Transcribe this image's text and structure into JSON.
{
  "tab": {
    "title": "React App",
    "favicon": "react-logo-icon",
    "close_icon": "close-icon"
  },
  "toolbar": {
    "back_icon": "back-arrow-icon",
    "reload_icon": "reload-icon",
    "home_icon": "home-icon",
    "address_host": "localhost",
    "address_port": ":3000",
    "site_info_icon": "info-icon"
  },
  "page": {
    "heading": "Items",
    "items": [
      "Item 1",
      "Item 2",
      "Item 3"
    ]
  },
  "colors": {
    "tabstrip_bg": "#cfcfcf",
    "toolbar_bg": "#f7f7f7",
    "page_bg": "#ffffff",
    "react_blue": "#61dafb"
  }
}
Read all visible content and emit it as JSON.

☆ ☆ ☆ ☆ ☆

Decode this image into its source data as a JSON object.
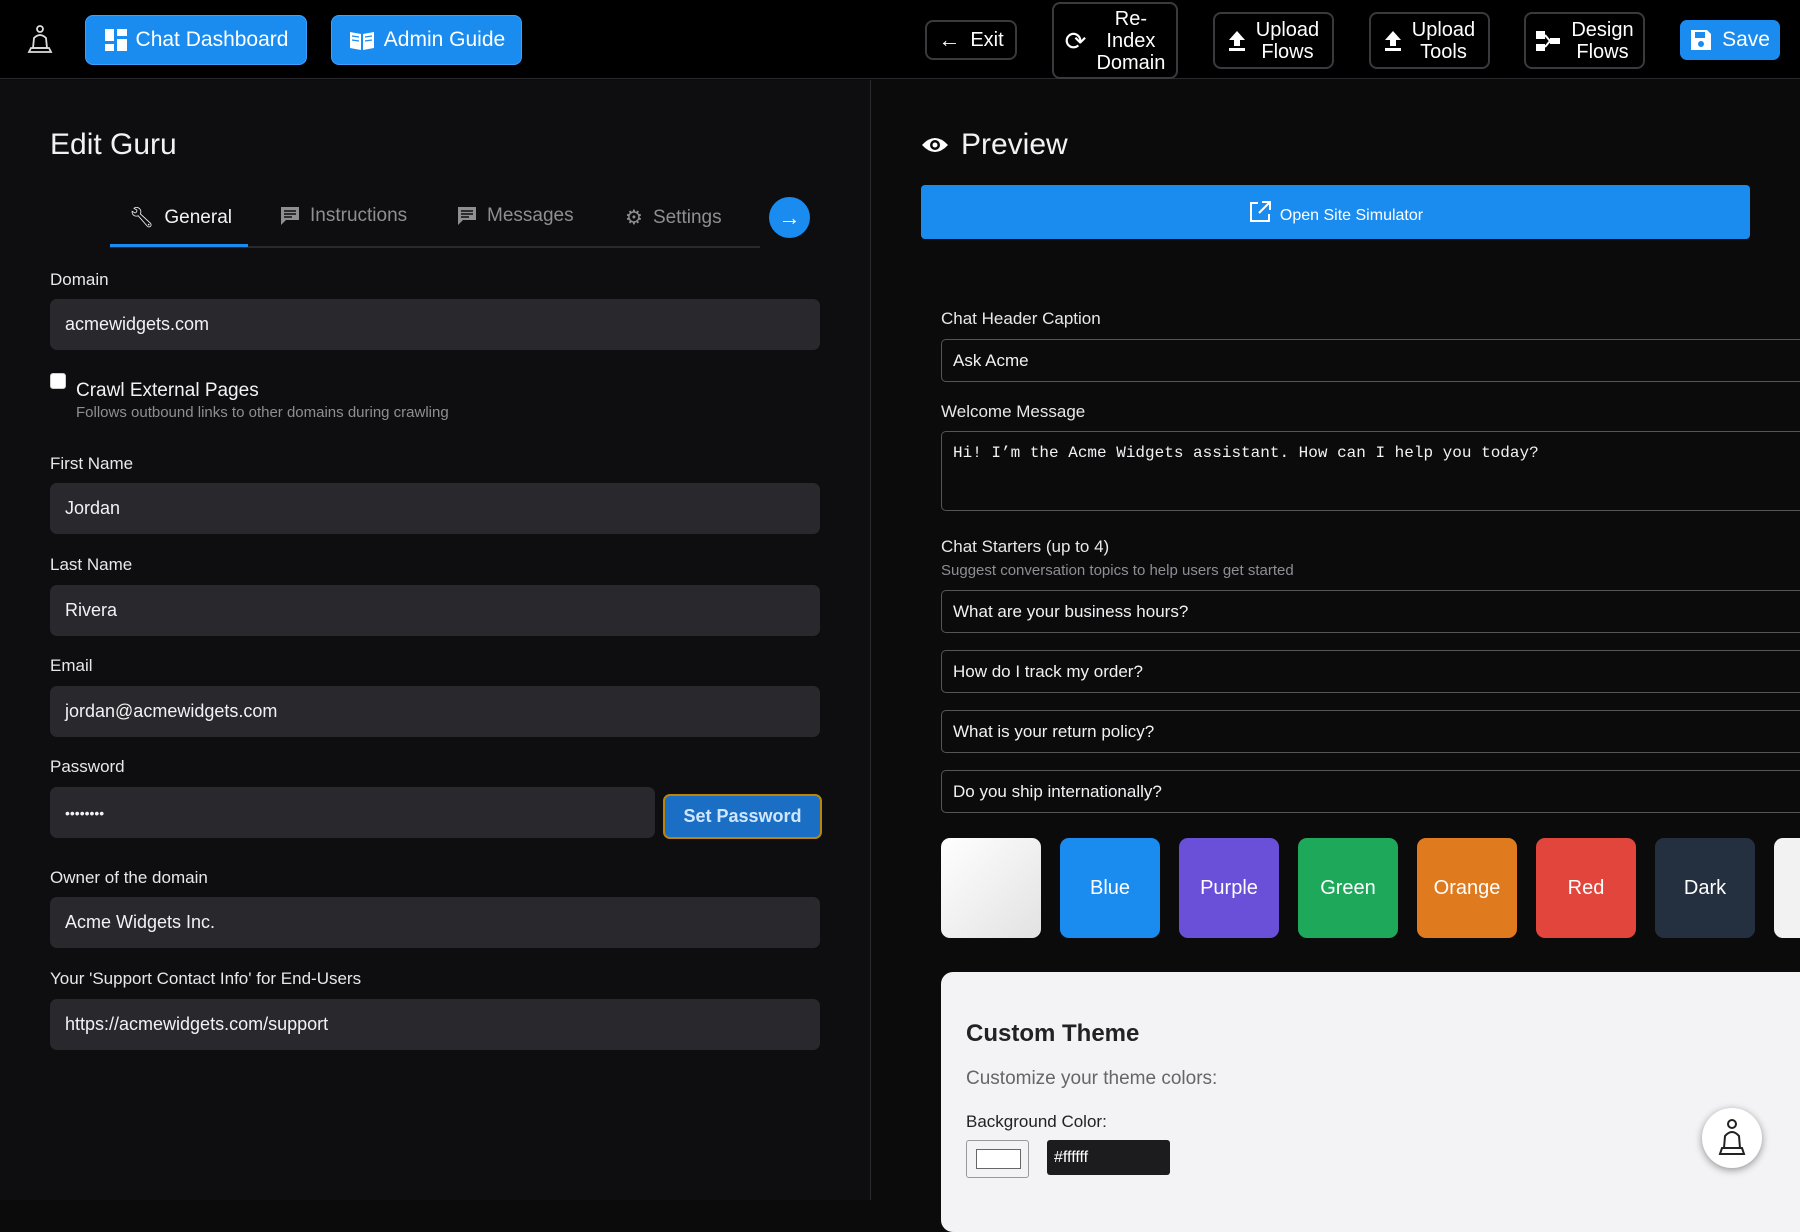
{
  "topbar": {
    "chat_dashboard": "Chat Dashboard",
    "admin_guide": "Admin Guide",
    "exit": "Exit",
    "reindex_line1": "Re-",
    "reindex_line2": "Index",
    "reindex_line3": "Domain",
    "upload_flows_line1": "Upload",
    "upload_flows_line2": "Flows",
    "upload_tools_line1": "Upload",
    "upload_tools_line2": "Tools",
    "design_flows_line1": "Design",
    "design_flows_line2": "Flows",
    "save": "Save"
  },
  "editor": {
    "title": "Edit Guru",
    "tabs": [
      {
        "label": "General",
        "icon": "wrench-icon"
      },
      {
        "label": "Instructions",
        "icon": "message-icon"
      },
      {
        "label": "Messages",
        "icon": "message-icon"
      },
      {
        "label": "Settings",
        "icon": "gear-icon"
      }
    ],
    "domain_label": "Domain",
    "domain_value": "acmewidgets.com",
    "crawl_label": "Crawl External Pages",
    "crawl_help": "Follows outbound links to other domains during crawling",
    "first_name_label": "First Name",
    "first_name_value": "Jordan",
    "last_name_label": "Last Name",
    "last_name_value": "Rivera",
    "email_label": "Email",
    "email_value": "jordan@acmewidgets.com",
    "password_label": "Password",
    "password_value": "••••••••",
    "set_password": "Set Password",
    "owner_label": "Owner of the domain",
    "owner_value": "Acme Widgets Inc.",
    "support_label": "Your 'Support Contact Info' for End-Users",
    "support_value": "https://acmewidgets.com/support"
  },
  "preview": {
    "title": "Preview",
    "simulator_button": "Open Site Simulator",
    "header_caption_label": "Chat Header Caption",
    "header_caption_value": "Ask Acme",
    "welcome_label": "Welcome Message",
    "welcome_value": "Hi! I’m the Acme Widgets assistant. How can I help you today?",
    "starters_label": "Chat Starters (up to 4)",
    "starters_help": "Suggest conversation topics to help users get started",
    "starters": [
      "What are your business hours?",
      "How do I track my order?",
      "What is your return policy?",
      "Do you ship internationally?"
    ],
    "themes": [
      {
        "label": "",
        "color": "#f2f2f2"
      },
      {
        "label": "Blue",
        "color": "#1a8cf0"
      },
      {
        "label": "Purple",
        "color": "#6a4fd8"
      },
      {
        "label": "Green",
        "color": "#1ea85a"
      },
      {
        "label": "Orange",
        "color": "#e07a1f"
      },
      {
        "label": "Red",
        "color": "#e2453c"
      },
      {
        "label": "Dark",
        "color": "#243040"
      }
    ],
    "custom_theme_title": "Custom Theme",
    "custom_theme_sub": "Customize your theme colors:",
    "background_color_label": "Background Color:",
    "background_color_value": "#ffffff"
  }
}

☆ ☆ ☆ ☆ ☆

### STATED PROBLEM
Give again only the lines from the one bearing "Transcribe this image's" through the one bearing "Read all visible content and emit it as JSON.", exactly as they stand.

### SOLUTION FOR THIS EXERCISE
Transcribe this image's text and structure into JSON.
{
  "tab": {
    "title": "React App",
    "favicon": "react-logo-icon",
    "close_icon": "close-icon"
  },
  "toolbar": {
    "back_icon": "back-arrow-icon",
    "reload_icon": "reload-icon",
    "home_icon": "home-icon",
    "address_host": "localhost",
    "address_port": ":3000",
    "site_info_icon": "info-icon"
  },
  "page": {
    "heading": "Items",
    "items": [
      "Item 1",
      "Item 2",
      "Item 3"
    ]
  },
  "colors": {
    "tabstrip_bg": "#cfcfcf",
    "toolbar_bg": "#f7f7f7",
    "page_bg": "#ffffff",
    "react_blue": "#61dafb"
  }
}
Read all visible content and emit it as JSON.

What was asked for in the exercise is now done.